(Collected data entries)
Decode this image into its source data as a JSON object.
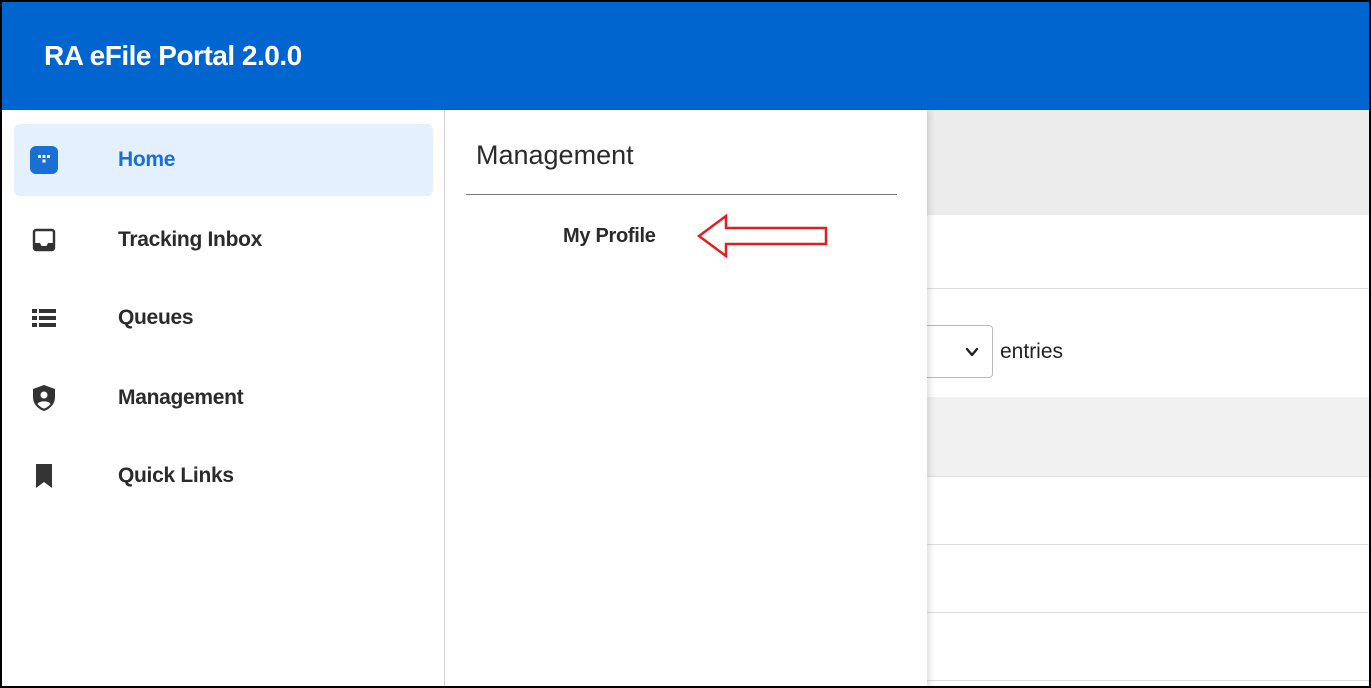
{
  "app": {
    "title": "RA eFile Portal 2.0.0"
  },
  "sidebar": {
    "items": [
      {
        "label": "Home",
        "icon": "home-grid-icon",
        "active": true
      },
      {
        "label": "Tracking Inbox",
        "icon": "inbox-icon",
        "active": false
      },
      {
        "label": "Queues",
        "icon": "list-icon",
        "active": false
      },
      {
        "label": "Management",
        "icon": "shield-user-icon",
        "active": false
      },
      {
        "label": "Quick Links",
        "icon": "bookmark-icon",
        "active": false
      }
    ]
  },
  "flyout": {
    "title": "Management",
    "links": [
      {
        "label": "My Profile"
      }
    ]
  },
  "content": {
    "entries_label": "entries"
  },
  "colors": {
    "topbar": "#0065cf",
    "active_item_bg": "#e4f0fd",
    "active_text": "#1a6fd4",
    "annotation_arrow": "#e02020"
  }
}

Task objective: Reproduce every record above exactly, omitting the pictures.

Final result:
Decode this image into its source data as a JSON object.
{
  "app": {
    "title": "RA eFile Portal 2.0.0"
  },
  "sidebar": {
    "items": [
      {
        "label": "Home",
        "icon": "home-grid-icon",
        "active": true
      },
      {
        "label": "Tracking Inbox",
        "icon": "inbox-icon",
        "active": false
      },
      {
        "label": "Queues",
        "icon": "list-icon",
        "active": false
      },
      {
        "label": "Management",
        "icon": "shield-user-icon",
        "active": false
      },
      {
        "label": "Quick Links",
        "icon": "bookmark-icon",
        "active": false
      }
    ]
  },
  "flyout": {
    "title": "Management",
    "links": [
      {
        "label": "My Profile"
      }
    ]
  },
  "content": {
    "entries_label": "entries"
  },
  "colors": {
    "topbar": "#0065cf",
    "active_item_bg": "#e4f0fd",
    "active_text": "#1a6fd4",
    "annotation_arrow": "#e02020"
  }
}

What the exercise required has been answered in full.